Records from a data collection

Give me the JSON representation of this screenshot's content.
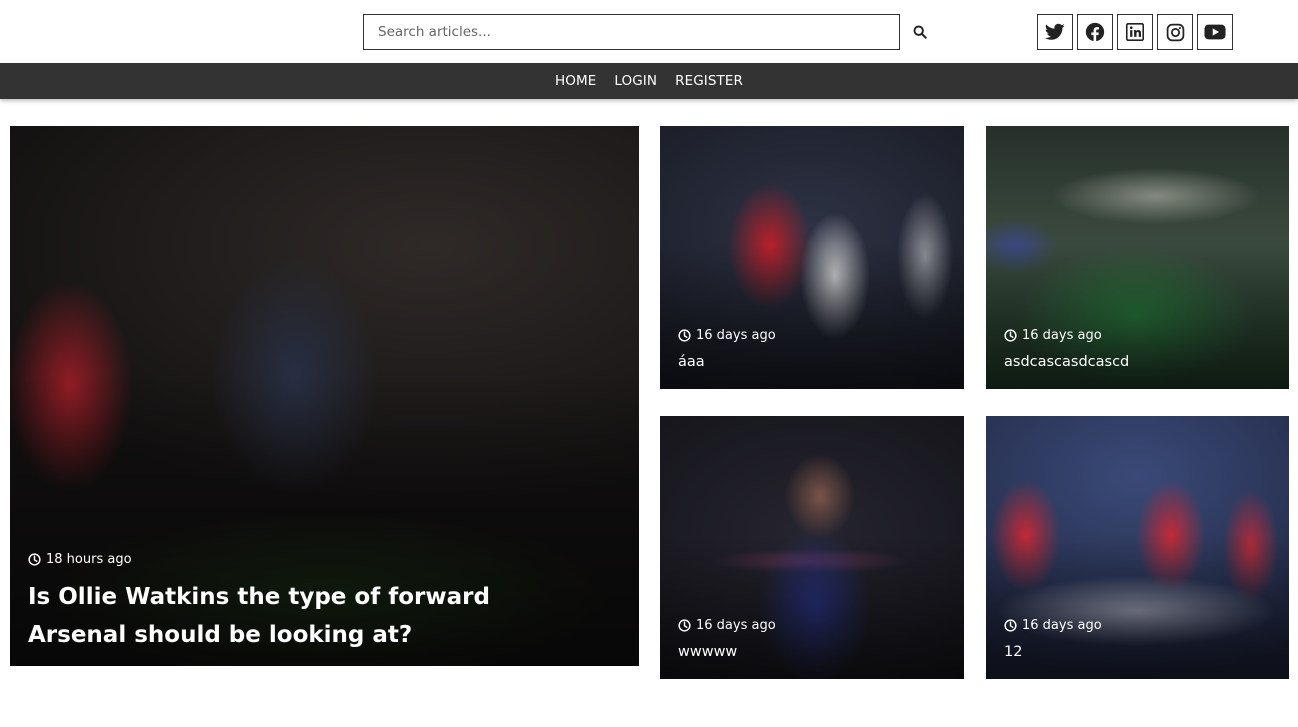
{
  "search": {
    "placeholder": "Search articles..."
  },
  "icons": {
    "search": "search-icon",
    "social": [
      "twitter-icon",
      "facebook-icon",
      "linkedin-icon",
      "instagram-icon",
      "youtube-icon"
    ],
    "clock": "clock-icon"
  },
  "nav": {
    "items": [
      "HOME",
      "LOGIN",
      "REGISTER"
    ]
  },
  "colors": {
    "navbar": "#333333",
    "text_on_image": "#ffffff"
  },
  "featured": {
    "time": "18 hours ago",
    "title": "Is Ollie Watkins the type of forward Arsenal should be looking at?"
  },
  "articles": [
    {
      "time": "16 days ago",
      "title": "áaa"
    },
    {
      "time": "16 days ago",
      "title": "asdcascasdcascd"
    },
    {
      "time": "16 days ago",
      "title": "wwwww"
    },
    {
      "time": "16 days ago",
      "title": "12"
    }
  ]
}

● **Goal of the exercise**
Copy out each line exactly, without the pictures.

● **Result for this task**
Give me the JSON representation of this screenshot's content.
{
  "search": {
    "placeholder": "Search articles..."
  },
  "icons": {
    "search": "search-icon",
    "social": [
      "twitter-icon",
      "facebook-icon",
      "linkedin-icon",
      "instagram-icon",
      "youtube-icon"
    ],
    "clock": "clock-icon"
  },
  "nav": {
    "items": [
      "HOME",
      "LOGIN",
      "REGISTER"
    ]
  },
  "colors": {
    "navbar": "#333333",
    "text_on_image": "#ffffff"
  },
  "featured": {
    "time": "18 hours ago",
    "title": "Is Ollie Watkins the type of forward Arsenal should be looking at?"
  },
  "articles": [
    {
      "time": "16 days ago",
      "title": "áaa"
    },
    {
      "time": "16 days ago",
      "title": "asdcascasdcascd"
    },
    {
      "time": "16 days ago",
      "title": "wwwww"
    },
    {
      "time": "16 days ago",
      "title": "12"
    }
  ]
}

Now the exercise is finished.